Extracted text:
Poland’s right-wing president, Andrzej Duda, is fighting for a second term in an election Sunday that will test whether he was helped by a campaign that depicted LGBT rights as a dangerous “ideology” and an unconventional last-minute reception by President Donald Trump at the White House.
It will be another electoral test for populist leaders in Europe amid the coronavirus pandemic. Last weekend, Serbia’s autocratic right-wing president, Aleksandar Vucic, strengthened his hold on power there in a parliamentary election that was boycotted by opposition parties.
The Polish election is widely seen as an important test for democracy, in this case in the fifth most populous country in the 27-member European Union.
A crowded field of 11 candidates — all men — could make it harder for anyone to reach the required 50% of votes on Sunday, in which case a runoff will be held July 12.

Record extracts:
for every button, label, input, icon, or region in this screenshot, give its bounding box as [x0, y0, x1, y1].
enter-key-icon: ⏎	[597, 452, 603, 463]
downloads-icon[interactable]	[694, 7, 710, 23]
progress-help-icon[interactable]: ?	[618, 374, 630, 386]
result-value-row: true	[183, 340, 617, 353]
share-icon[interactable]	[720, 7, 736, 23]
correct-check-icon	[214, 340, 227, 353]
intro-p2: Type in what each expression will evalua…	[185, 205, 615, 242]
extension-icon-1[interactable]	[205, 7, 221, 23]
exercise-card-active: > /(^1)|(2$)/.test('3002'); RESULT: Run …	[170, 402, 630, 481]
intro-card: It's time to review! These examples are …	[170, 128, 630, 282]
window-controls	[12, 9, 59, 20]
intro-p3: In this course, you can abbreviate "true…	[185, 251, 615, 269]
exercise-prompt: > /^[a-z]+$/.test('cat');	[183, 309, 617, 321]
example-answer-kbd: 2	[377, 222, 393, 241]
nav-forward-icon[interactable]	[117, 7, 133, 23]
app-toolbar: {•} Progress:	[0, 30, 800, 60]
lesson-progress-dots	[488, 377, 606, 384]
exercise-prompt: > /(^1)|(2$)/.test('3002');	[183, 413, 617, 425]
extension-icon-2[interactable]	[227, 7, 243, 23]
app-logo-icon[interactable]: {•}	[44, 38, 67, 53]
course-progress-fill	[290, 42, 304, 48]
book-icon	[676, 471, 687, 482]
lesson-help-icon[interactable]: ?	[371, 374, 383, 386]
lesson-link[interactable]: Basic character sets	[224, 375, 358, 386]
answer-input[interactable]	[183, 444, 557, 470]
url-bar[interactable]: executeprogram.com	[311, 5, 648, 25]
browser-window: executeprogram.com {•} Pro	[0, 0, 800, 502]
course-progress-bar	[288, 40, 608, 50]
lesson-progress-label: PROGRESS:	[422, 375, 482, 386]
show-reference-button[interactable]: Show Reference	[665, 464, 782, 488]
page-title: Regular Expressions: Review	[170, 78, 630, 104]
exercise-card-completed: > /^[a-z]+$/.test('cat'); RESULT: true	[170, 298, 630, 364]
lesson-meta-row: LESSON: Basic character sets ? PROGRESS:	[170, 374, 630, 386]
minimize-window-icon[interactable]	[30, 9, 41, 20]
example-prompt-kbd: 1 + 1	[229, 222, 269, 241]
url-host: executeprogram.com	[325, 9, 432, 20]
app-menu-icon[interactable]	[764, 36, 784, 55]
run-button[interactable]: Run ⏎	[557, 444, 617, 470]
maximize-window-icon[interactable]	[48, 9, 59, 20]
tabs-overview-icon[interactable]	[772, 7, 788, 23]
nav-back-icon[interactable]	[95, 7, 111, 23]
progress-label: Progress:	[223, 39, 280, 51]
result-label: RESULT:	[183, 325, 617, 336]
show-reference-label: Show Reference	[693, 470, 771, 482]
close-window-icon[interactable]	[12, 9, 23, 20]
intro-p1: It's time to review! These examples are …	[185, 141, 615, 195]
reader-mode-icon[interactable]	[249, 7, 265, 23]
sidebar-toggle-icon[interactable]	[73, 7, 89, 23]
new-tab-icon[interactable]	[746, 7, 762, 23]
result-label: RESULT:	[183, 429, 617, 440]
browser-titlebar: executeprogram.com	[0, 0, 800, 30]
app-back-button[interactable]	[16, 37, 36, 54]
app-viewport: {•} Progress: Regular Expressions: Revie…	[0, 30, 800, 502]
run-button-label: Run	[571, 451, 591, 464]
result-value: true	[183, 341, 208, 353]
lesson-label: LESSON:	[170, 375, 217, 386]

Work order 1:
List every person named in the article about Poland's presidential election.
Work order 2:
Rewrite the article about Poland's presidential election from "Poland’s right-wing president, Andrzej" to "held July 12.", substituting "second round" for "runoff".
Work order 3:
Resume the article about Poland's presidential election after its final sentence and extend it with a few more sentences.
The entries have nothing to do with the work on the article about Poland's presidential election.

Exercise result 1:
Andrzej Duda, Donald Trump, Aleksandar Vucic

Exercise result 2:
Poland’s right-wing president, Andrzej Duda, is fighting for a second term in an election Sunday that will test whether he was helped by a campaign that depicted LGBT rights as a dangerous “ideology” and an unconventional last-minute reception by President Donald Trump at the White House.
It will be another electoral test for populist leaders in Europe amid the coronavirus pandemic. Last weekend, Serbia’s autocratic right-wing president, Aleksandar Vucic, strengthened his hold on power there in a parliamentary election that was boycotted by opposition parties.
The Polish election is widely seen as an important test for democracy, in this case in the fifth most populous country in the 27-member European Union.
A crowded field of 11 candidates — all men — could make it harder for anyone to reach the required 50% of votes on Sunday, in which case a second round will be held July 12.

Exercise result 3:
Duda is backed by Law and Justice, a nationalist, conservative party that is popular with many for introducing welfare spending programs. Those policies have eased hardships for older Poles and others left behind in the dramatic economic transformation since communism fell in 1989.
According to polls, Duda’s biggest challenge comes from the liberal Warsaw Mayor Rafal Trzaskowski, who belongs to the pro-EU and pro-business Civic Platform party.
That party governed from 2007-15, with Donald Tusk as prime minister until 2014, when he left Poland to take on a top leadership role as president of the European Council.